Stored data
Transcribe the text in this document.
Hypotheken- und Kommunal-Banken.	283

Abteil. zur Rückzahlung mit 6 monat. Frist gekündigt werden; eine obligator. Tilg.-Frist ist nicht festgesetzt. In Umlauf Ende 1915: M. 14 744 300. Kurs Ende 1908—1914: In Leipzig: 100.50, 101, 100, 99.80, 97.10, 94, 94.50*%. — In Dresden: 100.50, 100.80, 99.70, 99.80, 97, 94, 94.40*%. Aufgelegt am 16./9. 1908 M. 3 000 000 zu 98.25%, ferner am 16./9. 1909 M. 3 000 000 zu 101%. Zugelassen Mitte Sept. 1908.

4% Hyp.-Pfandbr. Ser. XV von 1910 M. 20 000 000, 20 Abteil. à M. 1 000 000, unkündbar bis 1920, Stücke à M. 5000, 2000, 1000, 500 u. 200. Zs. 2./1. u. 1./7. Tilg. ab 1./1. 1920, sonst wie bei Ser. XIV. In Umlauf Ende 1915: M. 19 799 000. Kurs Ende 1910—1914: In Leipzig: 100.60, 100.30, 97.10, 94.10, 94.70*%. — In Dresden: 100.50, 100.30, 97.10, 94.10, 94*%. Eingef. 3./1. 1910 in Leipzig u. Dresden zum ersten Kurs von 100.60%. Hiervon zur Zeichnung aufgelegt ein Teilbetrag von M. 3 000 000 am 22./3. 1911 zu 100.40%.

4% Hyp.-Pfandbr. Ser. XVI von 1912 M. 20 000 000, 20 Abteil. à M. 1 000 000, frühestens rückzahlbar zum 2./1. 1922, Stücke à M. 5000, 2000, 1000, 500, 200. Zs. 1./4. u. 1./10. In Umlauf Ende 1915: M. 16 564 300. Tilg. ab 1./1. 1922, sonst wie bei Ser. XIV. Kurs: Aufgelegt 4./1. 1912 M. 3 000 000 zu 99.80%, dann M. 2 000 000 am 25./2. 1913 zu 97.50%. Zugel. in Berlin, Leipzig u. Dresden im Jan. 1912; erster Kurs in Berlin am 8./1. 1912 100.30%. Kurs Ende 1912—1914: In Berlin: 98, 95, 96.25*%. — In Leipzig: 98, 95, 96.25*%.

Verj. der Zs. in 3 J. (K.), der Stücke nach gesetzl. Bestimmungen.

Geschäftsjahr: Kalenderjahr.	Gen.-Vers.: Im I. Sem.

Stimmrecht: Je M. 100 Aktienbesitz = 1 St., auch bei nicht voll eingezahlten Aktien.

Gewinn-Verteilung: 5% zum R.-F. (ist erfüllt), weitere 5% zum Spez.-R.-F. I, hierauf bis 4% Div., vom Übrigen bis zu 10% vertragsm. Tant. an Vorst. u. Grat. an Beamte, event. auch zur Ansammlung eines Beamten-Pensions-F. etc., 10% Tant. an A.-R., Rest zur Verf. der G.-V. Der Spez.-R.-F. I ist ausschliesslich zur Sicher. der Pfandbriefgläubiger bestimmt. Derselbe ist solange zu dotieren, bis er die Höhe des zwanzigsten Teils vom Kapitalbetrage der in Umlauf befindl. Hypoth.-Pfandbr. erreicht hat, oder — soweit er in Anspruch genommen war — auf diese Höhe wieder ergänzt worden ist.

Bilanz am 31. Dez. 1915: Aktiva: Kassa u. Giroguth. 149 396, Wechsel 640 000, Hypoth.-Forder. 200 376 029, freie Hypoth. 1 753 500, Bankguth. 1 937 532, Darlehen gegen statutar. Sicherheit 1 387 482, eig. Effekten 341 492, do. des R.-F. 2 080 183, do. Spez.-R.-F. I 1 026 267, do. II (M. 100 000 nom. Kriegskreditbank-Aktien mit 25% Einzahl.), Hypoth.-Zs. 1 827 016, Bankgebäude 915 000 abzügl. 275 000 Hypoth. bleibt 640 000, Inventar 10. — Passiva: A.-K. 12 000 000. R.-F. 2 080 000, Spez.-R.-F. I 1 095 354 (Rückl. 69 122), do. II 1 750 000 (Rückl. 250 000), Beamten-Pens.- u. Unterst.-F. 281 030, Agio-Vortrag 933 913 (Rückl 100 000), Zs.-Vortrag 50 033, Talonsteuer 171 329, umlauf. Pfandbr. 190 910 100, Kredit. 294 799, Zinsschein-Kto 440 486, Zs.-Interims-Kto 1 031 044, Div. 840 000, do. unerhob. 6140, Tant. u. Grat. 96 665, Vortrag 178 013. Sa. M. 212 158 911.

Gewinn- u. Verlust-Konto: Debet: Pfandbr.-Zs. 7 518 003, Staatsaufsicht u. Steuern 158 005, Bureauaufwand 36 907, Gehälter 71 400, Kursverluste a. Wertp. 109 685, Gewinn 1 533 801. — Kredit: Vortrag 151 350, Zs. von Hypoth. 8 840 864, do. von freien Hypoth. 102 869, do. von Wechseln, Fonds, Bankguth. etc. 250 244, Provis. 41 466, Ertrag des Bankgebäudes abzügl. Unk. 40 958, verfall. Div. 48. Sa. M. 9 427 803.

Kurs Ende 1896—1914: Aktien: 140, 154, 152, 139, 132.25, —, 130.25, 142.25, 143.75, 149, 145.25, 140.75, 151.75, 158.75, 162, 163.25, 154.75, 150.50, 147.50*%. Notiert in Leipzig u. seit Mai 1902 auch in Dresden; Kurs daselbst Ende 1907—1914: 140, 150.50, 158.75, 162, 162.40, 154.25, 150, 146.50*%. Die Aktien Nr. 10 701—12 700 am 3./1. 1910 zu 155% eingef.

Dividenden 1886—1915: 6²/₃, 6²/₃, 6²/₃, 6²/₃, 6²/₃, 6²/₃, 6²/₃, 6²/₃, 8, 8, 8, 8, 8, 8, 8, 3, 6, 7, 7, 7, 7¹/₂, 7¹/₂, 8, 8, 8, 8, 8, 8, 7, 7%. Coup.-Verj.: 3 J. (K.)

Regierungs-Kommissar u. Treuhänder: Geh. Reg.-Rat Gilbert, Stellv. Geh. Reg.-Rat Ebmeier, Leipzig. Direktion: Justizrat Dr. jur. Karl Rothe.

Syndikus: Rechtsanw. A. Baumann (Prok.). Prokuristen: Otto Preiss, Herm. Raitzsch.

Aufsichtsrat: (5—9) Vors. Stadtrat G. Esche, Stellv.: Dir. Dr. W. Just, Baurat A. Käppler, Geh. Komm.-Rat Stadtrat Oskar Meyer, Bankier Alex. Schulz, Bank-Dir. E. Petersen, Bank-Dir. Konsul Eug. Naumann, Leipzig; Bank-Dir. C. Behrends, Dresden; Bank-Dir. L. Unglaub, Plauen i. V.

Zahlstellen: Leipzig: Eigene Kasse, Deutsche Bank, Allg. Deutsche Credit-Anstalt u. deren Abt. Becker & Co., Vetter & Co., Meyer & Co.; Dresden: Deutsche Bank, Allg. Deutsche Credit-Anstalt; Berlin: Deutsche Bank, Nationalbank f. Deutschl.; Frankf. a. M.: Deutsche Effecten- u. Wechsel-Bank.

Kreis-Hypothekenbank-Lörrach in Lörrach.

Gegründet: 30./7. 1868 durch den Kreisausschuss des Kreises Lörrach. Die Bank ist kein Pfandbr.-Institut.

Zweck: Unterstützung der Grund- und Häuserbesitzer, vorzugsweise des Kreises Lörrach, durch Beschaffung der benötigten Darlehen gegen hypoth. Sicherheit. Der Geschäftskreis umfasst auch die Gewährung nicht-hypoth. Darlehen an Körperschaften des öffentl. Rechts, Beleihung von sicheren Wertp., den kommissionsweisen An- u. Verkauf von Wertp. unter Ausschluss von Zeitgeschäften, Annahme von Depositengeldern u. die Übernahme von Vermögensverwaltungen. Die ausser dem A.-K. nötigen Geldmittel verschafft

What you are asked to do: Your task is to reproduce all of the records exactly.

Expected answer:
Transcribe the text in this document.
Hypotheken- und Kommunal-Banken.	283

Abteil. zur Rückzahlung mit 6 monat. Frist gekündigt werden; eine obligator. Tilg.-Frist ist nicht festgesetzt. In Umlauf Ende 1915: M. 14 744 300. Kurs Ende 1908—1914: In Leipzig: 100.50, 101, 100, 99.80, 97.10, 94, 94.50*%. — In Dresden: 100.50, 100.80, 99.70, 99.80, 97, 94, 94.40*%. Aufgelegt am 16./9. 1908 M. 3 000 000 zu 98.25%, ferner am 16./9. 1909 M. 3 000 000 zu 101%. Zugelassen Mitte Sept. 1908.

4% Hyp.-Pfandbr. Ser. XV von 1910 M. 20 000 000, 20 Abteil. à M. 1 000 000, unkündbar bis 1920, Stücke à M. 5000, 2000, 1000, 500 u. 200. Zs. 2./1. u. 1./7. Tilg. ab 1./1. 1920, sonst wie bei Ser. XIV. In Umlauf Ende 1915: M. 19 799 000. Kurs Ende 1910—1914: In Leipzig: 100.60, 100.30, 97.10, 94.10, 94.70*%. — In Dresden: 100.50, 100.30, 97.10, 94.10, 94*%. Eingef. 3./1. 1910 in Leipzig u. Dresden zum ersten Kurs von 100.60%. Hiervon zur Zeichnung aufgelegt ein Teilbetrag von M. 3 000 000 am 22./3. 1911 zu 100.40%.

4% Hyp.-Pfandbr. Ser. XVI von 1912 M. 20 000 000, 20 Abteil. à M. 1 000 000, frühestens rückzahlbar zum 2./1. 1922, Stücke à M. 5000, 2000, 1000, 500, 200. Zs. 1./4. u. 1./10. In Umlauf Ende 1915: M. 16 564 300. Tilg. ab 1./1. 1922, sonst wie bei Ser. XIV. Kurs: Aufgelegt 4./1. 1912 M. 3 000 000 zu 99.80%, dann M. 2 000 000 am 25./2. 1913 zu 97.50%. Zugel. in Berlin, Leipzig u. Dresden im Jan. 1912; erster Kurs in Berlin am 8./1. 1912 100.30%. Kurs Ende 1912—1914: In Berlin: 98, 95, 96.25*%. — In Leipzig: 98, 95, 96.25*%.

Verj. der Zs. in 3 J. (K.), der Stücke nach gesetzl. Bestimmungen.

Geschäftsjahr: Kalenderjahr.	Gen.-Vers.: Im I. Sem.

Stimmrecht: Je M. 100 Aktienbesitz = 1 St., auch bei nicht voll eingezahlten Aktien.

Gewinn-Verteilung: 5% zum R.-F. (ist erfüllt), weitere 5% zum Spez.-R.-F. I, hierauf bis 4% Div., vom Übrigen bis zu 10% vertragsm. Tant. an Vorst. u. Grat. an Beamte, event. auch zur Ansammlung eines Beamten-Pensions-F. etc., 10% Tant. an A.-R., Rest zur Verf. der G.-V. Der Spez.-R.-F. I ist ausschliesslich zur Sicher. der Pfandbriefgläubiger bestimmt. Derselbe ist solange zu dotieren, bis er die Höhe des zwanzigsten Teils vom Kapitalbetrage der in Umlauf befindl. Hypoth.-Pfandbr. erreicht hat, oder — soweit er in Anspruch genommen war — auf diese Höhe wieder ergänzt worden ist.

Bilanz am 31. Dez. 1915: Aktiva: Kassa u. Giroguth. 149 396, Wechsel 640 000, Hypoth.-Forder. 200 376 029, freie Hypoth. 1 753 500, Bankguth. 1 937 532, Darlehen gegen statutar. Sicherheit 1 387 482, eig. Effekten 341 492, do. des R.-F. 2 080 183, do. Spez.-R.-F. I 1 026 267, do. II (M. 100 000 nom. Kriegskreditbank-Aktien mit 25% Einzahl.), Hypoth.-Zs. 1 827 016, Bankgebäude 915 000 abzügl. 275 000 Hypoth. bleibt 640 000, Inventar 10. — Passiva: A.-K. 12 000 000. R.-F. 2 080 000, Spez.-R.-F. I 1 095 354 (Rückl. 69 122), do. II 1 750 000 (Rückl. 250 000), Beamten-Pens.- u. Unterst.-F. 281 030, Agio-Vortrag 933 913 (Rückl 100 000), Zs.-Vortrag 50 033, Talonsteuer 171 329, umlauf. Pfandbr. 190 910 100, Kredit. 294 799, Zinsschein-Kto 440 486, Zs.-Interims-Kto 1 031 044, Div. 840 000, do. unerhob. 6140, Tant. u. Grat. 96 665, Vortrag 178 013. Sa. M. 212 158 911.

Gewinn- u. Verlust-Konto: Debet: Pfandbr.-Zs. 7 518 003, Staatsaufsicht u. Steuern 158 005, Bureauaufwand 36 907, Gehälter 71 400, Kursverluste a. Wertp. 109 685, Gewinn 1 533 801. — Kredit: Vortrag 151 350, Zs. von Hypoth. 8 840 864, do. von freien Hypoth. 102 869, do. von Wechseln, Fonds, Bankguth. etc. 250 244, Provis. 41 466, Ertrag des Bankgebäudes abzügl. Unk. 40 958, verfall. Div. 48. Sa. M. 9 427 803.

Kurs Ende 1896—1914: Aktien: 140, 154, 152, 139, 132.25, —, 130.25, 142.25, 143.75, 149, 145.25, 140.75, 151.75, 158.75, 162, 163.25, 154.75, 150.50, 147.50*%. Notiert in Leipzig u. seit Mai 1902 auch in Dresden; Kurs daselbst Ende 1907—1914: 140, 150.50, 158.75, 162, 162.40, 154.25, 150, 146.50*%. Die Aktien Nr. 10 701—12 700 am 3./1. 1910 zu 155% eingef.

Dividenden 1886—1915: 6²/₃, 6²/₃, 6²/₃, 6²/₃, 6²/₃, 6²/₃, 6²/₃, 6²/₃, 8, 8, 8, 8, 8, 8, 8, 3, 6, 7, 7, 7, 7¹/₂, 7¹/₂, 8, 8, 8, 8, 8, 8, 7, 7%. Coup.-Verj.: 3 J. (K.)

Regierungs-Kommissar u. Treuhänder: Geh. Reg.-Rat Gilbert, Stellv. Geh. Reg.-Rat Ebmeier, Leipzig. Direktion: Justizrat Dr. jur. Karl Rothe.

Syndikus: Rechtsanw. A. Baumann (Prok.). Prokuristen: Otto Preiss, Herm. Raitzsch.

Aufsichtsrat: (5—9) Vors. Stadtrat G. Esche, Stellv.: Dir. Dr. W. Just, Baurat A. Käppler, Geh. Komm.-Rat Stadtrat Oskar Meyer, Bankier Alex. Schulz, Bank-Dir. E. Petersen, Bank-Dir. Konsul Eug. Naumann, Leipzig; Bank-Dir. C. Behrends, Dresden; Bank-Dir. L. Unglaub, Plauen i. V.

Zahlstellen: Leipzig: Eigene Kasse, Deutsche Bank, Allg. Deutsche Credit-Anstalt u. deren Abt. Becker & Co., Vetter & Co., Meyer & Co.; Dresden: Deutsche Bank, Allg. Deutsche Credit-Anstalt; Berlin: Deutsche Bank, Nationalbank f. Deutschl.; Frankf. a. M.: Deutsche Effecten- u. Wechsel-Bank.

Kreis-Hypothekenbank-Lörrach in Lörrach.

Gegründet: 30./7. 1868 durch den Kreisausschuss des Kreises Lörrach. Die Bank ist kein Pfandbr.-Institut.

Zweck: Unterstützung der Grund- und Häuserbesitzer, vorzugsweise des Kreises Lörrach, durch Beschaffung der benötigten Darlehen gegen hypoth. Sicherheit. Der Geschäftskreis umfasst auch die Gewährung nicht-hypoth. Darlehen an Körperschaften des öffentl. Rechts, Beleihung von sicheren Wertp., den kommissionsweisen An- u. Verkauf von Wertp. unter Ausschluss von Zeitgeschäften, Annahme von Depositengeldern u. die Übernahme von Vermögensverwaltungen. Die ausser dem A.-K. nötigen Geldmittel verschafft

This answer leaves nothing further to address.